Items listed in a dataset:
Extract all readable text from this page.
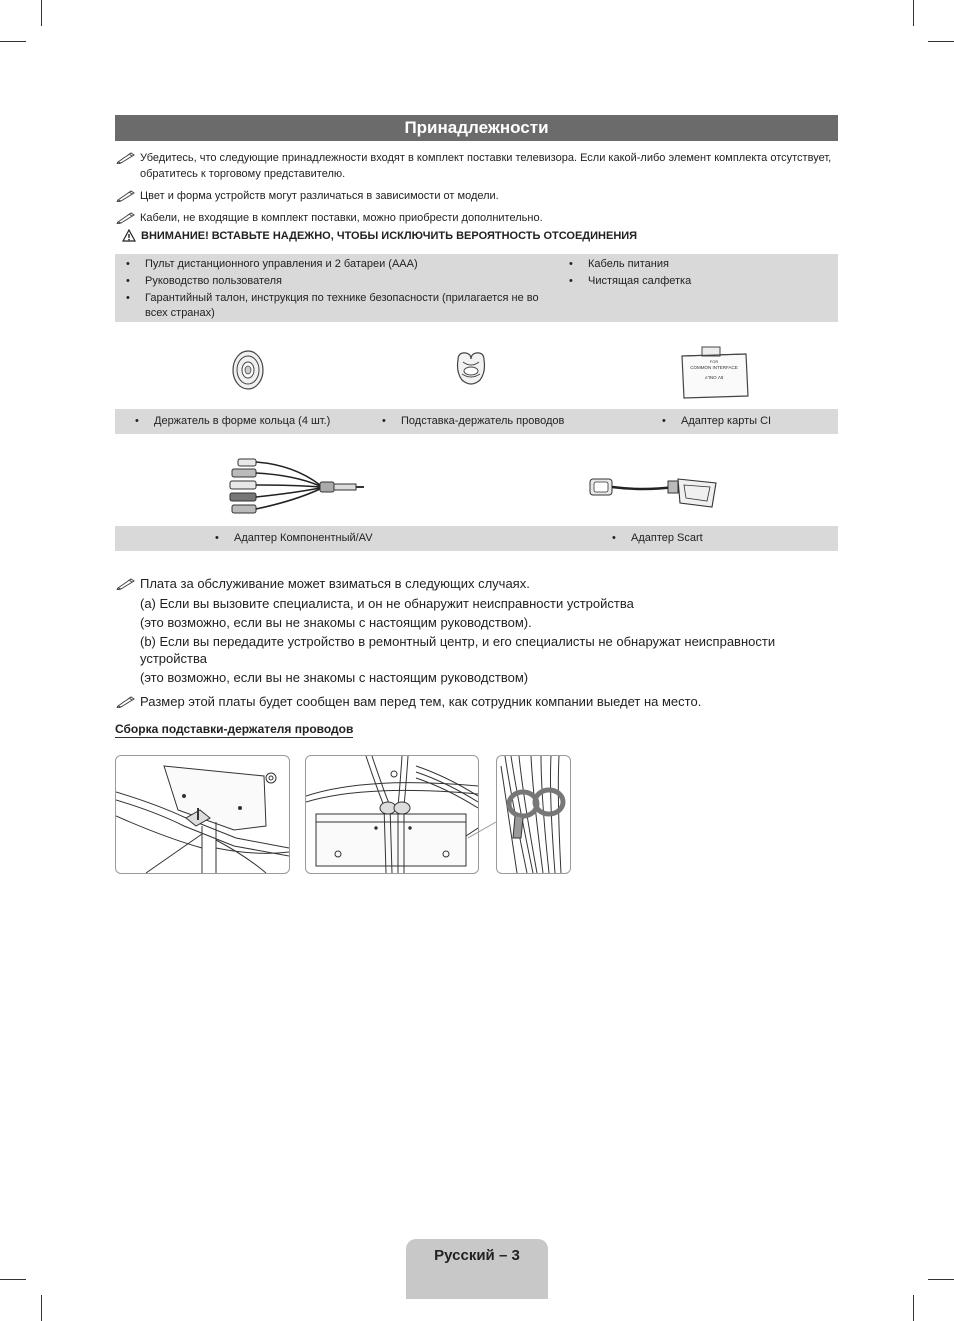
Принадлежности
Убедитесь, что следующие принадлежности входят в комплект поставки телевизора. Если какой-либо элемент комплекта отсутствует, обратитесь к торговому представителю.
Цвет и форма устройств могут различаться в зависимости от модели.
Кабели, не входящие в комплект поставки, можно приобрести дополнительно.
ВНИМАНИЕ! ВСТАВЬТЕ НАДЕЖНО, ЧТОБЫ ИСКЛЮЧИТЬ ВЕРОЯТНОСТЬ ОТСОЕДИНЕНИЯ
• Пульт дистанционного управления и 2 батареи (AAA)
• Руководство пользователя
• Гарантийный талон, инструкция по технике безопасности (прилагается не во всех странах)
• Кабель питания
• Чистящая салфетка
FOR
COMMON INTERFACE
5V ONLY
• Держатель в форме кольца (4 шт.)	• Подставка-держатель проводов	• Адаптер карты CI
• Адаптер Компонентный/AV	• Адаптер Scart
Плата за обслуживание может взиматься в следующих случаях.
(a) Если вы вызовите специалиста, и он не обнаружит неисправности устройства
(это возможно, если вы не знакомы с настоящим руководством).
(b) Если вы передадите устройство в ремонтный центр, и его специалисты не обнаружат неисправности устройства
(это возможно, если вы не знакомы с настоящим руководством)
Размер этой платы будет сообщен вам перед тем, как сотрудник компании выедет на место.
Сборка подставки-держателя проводов
Русский – 3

TASK PROMPT:
List all lines in the material containing the string "устройства".

RESULT:
(a) Если вы вызовите специалиста, и он не обнаружит неисправности устройства
(b) Если вы передадите устройство в ремонтный центр, и его специалисты не обнаружат неисправности устройства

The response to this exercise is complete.